_PROBLEM TO WORK ON_: In the material below, find each line holding the string "this" and copy it.
## START RECORDS PROVIDED
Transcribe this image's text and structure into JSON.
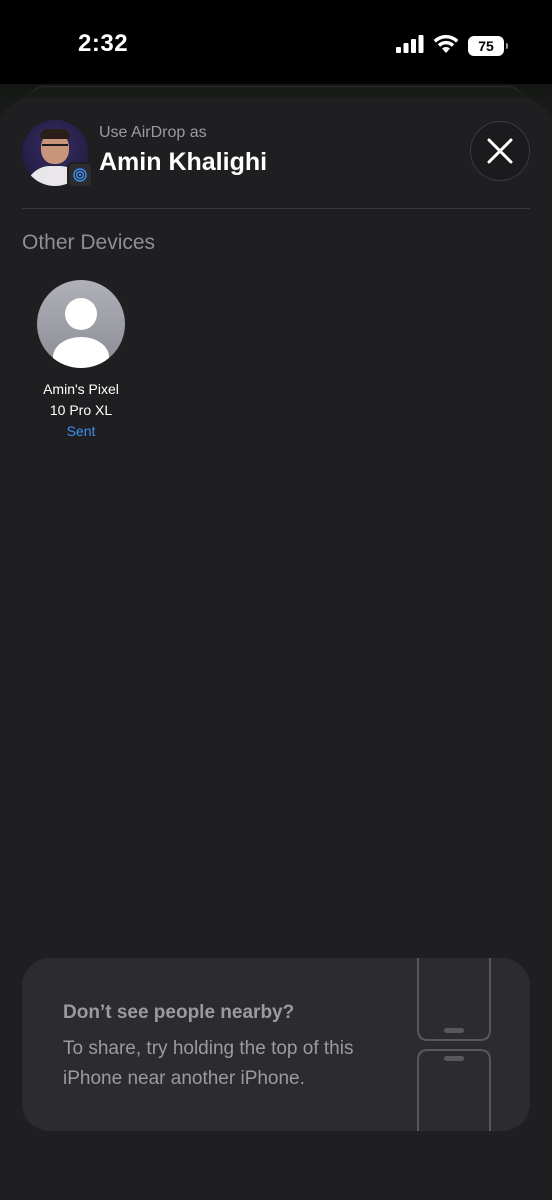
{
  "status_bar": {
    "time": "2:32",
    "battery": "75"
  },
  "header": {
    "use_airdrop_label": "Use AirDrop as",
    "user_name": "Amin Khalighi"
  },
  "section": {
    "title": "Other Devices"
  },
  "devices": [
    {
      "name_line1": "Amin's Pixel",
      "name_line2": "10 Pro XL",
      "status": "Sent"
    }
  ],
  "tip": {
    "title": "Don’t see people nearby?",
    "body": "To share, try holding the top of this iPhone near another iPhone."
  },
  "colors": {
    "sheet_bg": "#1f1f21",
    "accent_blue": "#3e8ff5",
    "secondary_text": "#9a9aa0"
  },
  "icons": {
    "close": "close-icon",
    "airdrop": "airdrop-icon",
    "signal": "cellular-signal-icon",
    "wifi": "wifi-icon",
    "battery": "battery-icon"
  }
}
## END RECORDS PROVIDED
## START RECORDS PROVIDED
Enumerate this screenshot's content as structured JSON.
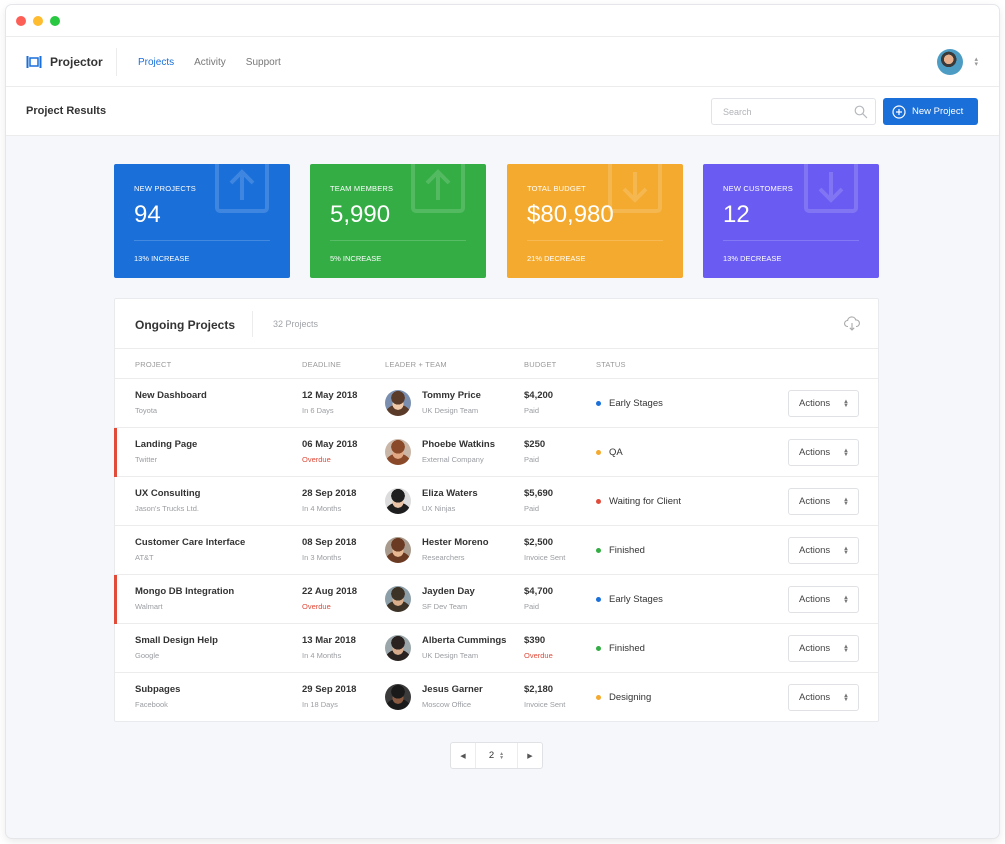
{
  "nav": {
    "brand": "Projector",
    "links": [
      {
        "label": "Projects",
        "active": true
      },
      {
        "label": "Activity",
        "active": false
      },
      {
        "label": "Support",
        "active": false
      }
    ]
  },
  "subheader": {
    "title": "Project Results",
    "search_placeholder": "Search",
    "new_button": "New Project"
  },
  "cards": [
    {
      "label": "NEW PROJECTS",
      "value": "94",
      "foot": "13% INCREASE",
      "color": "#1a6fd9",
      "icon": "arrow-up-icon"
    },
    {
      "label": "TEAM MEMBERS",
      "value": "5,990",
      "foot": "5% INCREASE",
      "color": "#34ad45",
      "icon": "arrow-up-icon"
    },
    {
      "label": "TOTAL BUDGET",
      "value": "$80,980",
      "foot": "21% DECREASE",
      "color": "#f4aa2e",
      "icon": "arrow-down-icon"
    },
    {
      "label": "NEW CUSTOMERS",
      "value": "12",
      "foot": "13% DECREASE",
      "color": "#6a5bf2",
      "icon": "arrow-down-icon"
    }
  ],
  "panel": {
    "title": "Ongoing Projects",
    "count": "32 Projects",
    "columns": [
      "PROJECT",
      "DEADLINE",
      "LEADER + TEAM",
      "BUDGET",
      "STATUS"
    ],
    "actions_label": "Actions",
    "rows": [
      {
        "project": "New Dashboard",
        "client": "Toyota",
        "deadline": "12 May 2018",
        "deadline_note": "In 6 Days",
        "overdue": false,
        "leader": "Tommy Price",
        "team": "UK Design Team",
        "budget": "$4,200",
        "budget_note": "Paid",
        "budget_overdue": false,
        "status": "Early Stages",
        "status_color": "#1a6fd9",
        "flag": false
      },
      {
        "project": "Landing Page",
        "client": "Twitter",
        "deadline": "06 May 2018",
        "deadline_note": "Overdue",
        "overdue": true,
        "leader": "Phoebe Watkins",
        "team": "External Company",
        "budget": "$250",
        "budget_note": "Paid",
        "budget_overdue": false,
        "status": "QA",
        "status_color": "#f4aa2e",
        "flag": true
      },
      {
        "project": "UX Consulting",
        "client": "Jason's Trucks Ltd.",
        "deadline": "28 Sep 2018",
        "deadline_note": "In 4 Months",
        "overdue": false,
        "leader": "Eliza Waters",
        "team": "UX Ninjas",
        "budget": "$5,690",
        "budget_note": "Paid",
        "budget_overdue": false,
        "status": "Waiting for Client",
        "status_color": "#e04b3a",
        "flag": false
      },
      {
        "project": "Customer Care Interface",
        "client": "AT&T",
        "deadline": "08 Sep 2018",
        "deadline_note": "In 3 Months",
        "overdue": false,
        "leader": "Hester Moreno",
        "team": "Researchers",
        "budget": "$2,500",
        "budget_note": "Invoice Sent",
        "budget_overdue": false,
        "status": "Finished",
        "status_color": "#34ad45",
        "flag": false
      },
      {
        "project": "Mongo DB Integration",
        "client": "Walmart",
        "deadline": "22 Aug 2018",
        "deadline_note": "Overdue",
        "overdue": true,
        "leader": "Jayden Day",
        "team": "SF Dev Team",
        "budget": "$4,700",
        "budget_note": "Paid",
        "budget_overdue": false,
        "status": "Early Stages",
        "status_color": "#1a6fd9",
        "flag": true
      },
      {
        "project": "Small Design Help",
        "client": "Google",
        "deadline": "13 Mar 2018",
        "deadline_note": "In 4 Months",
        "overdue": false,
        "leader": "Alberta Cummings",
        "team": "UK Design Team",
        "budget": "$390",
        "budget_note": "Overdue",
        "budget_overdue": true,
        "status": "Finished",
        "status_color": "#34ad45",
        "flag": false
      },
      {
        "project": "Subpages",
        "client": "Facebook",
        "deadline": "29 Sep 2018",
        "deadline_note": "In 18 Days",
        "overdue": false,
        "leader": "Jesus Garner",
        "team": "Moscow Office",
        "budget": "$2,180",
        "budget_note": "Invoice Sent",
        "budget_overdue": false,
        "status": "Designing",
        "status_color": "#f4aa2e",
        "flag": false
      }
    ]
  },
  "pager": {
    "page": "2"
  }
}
## END RECORDS PROVIDED
_PROBLEM SOLUTION_:
Transcribe this image's text and structure into JSON.
    "body": "To share, try holding the top of this iPhone near another iPhone."
Enumerate this screenshot's content as structured JSON.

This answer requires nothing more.